=== Exercise ===
Your task is to extract every line from the material below exactly.

=== Entries shown ===
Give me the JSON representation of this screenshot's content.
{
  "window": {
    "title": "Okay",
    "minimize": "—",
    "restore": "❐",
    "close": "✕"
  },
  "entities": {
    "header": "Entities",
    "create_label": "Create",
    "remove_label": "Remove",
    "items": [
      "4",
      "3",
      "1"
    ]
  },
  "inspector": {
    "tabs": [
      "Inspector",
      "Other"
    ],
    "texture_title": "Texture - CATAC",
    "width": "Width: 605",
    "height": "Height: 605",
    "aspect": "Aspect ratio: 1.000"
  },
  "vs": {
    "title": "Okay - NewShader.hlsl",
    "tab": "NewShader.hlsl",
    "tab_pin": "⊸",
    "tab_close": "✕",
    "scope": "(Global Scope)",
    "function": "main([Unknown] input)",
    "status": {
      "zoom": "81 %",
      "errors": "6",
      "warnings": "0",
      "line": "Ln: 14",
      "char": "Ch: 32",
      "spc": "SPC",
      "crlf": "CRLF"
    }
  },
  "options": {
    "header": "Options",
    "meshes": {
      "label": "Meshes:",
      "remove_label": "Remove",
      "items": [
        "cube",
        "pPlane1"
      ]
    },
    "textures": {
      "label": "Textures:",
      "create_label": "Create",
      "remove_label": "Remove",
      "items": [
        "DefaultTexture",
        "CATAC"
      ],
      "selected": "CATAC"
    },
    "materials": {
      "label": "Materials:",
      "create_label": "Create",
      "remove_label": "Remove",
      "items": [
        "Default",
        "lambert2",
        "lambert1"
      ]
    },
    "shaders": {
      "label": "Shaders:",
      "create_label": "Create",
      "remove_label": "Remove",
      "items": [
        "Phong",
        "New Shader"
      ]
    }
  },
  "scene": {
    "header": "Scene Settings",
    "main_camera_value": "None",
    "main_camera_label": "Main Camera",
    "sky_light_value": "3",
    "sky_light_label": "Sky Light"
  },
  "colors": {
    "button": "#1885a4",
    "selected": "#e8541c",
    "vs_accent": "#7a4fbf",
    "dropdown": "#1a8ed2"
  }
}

=== Full output ===
Give me the JSON representation of this screenshot's content.
{
  "window": {
    "title": "Okay",
    "minimize": "—",
    "restore": "❐",
    "close": "✕"
  },
  "entities": {
    "header": "Entities",
    "create_label": "Create",
    "remove_label": "Remove",
    "items": [
      "4",
      "3",
      "1"
    ]
  },
  "inspector": {
    "tabs": [
      "Inspector",
      "Other"
    ],
    "texture_title": "Texture - CATAC",
    "width": "Width: 605",
    "height": "Height: 605",
    "aspect": "Aspect ratio: 1.000"
  },
  "vs": {
    "title": "Okay - NewShader.hlsl",
    "tab": "NewShader.hlsl",
    "tab_pin": "⊸",
    "tab_close": "✕",
    "scope": "(Global Scope)",
    "function": "main([Unknown] input)",
    "status": {
      "zoom": "81 %",
      "errors": "6",
      "warnings": "0",
      "line": "Ln: 14",
      "char": "Ch: 32",
      "spc": "SPC",
      "crlf": "CRLF"
    }
  },
  "options": {
    "header": "Options",
    "meshes": {
      "label": "Meshes:",
      "remove_label": "Remove",
      "items": [
        "cube",
        "pPlane1"
      ]
    },
    "textures": {
      "label": "Textures:",
      "create_label": "Create",
      "remove_label": "Remove",
      "items": [
        "DefaultTexture",
        "CATAC"
      ],
      "selected": "CATAC"
    },
    "materials": {
      "label": "Materials:",
      "create_label": "Create",
      "remove_label": "Remove",
      "items": [
        "Default",
        "lambert2",
        "lambert1"
      ]
    },
    "shaders": {
      "label": "Shaders:",
      "create_label": "Create",
      "remove_label": "Remove",
      "items": [
        "Phong",
        "New Shader"
      ]
    }
  },
  "scene": {
    "header": "Scene Settings",
    "main_camera_value": "None",
    "main_camera_label": "Main Camera",
    "sky_light_value": "3",
    "sky_light_label": "Sky Light"
  },
  "colors": {
    "button": "#1885a4",
    "selected": "#e8541c",
    "vs_accent": "#7a4fbf",
    "dropdown": "#1a8ed2"
  }
}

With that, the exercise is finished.